----- Source material -----

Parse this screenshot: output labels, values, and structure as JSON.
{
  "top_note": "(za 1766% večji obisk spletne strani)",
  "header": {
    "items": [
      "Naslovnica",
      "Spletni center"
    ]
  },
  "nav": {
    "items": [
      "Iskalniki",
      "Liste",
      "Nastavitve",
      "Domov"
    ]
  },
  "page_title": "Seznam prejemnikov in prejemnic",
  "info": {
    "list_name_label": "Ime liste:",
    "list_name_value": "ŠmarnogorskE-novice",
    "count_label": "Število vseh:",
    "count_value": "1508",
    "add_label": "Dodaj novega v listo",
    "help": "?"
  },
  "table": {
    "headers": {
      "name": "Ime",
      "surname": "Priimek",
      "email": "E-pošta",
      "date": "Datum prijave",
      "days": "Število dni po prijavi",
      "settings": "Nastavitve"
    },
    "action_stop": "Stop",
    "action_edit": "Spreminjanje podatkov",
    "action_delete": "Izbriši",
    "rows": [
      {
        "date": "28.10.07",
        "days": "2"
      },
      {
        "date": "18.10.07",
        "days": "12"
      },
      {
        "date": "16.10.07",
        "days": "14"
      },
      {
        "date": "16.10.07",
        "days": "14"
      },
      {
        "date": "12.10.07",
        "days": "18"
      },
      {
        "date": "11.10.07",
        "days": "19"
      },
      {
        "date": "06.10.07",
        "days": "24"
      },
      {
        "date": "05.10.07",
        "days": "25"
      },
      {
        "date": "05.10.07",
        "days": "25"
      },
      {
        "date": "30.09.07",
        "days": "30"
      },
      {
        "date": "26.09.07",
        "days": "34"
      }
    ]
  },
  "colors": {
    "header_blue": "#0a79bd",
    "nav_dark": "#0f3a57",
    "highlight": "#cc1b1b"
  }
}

-----

▶ _The task_
Copy every line above that includes the string "days".

▶ _Correct answer_
      "days": "Število dni po prijavi",
        "days": "2"
        "days": "12"
        "days": "14"
        "days": "14"
        "days": "18"
        "days": "19"
        "days": "24"
        "days": "25"
        "days": "25"
        "days": "30"
        "days": "34"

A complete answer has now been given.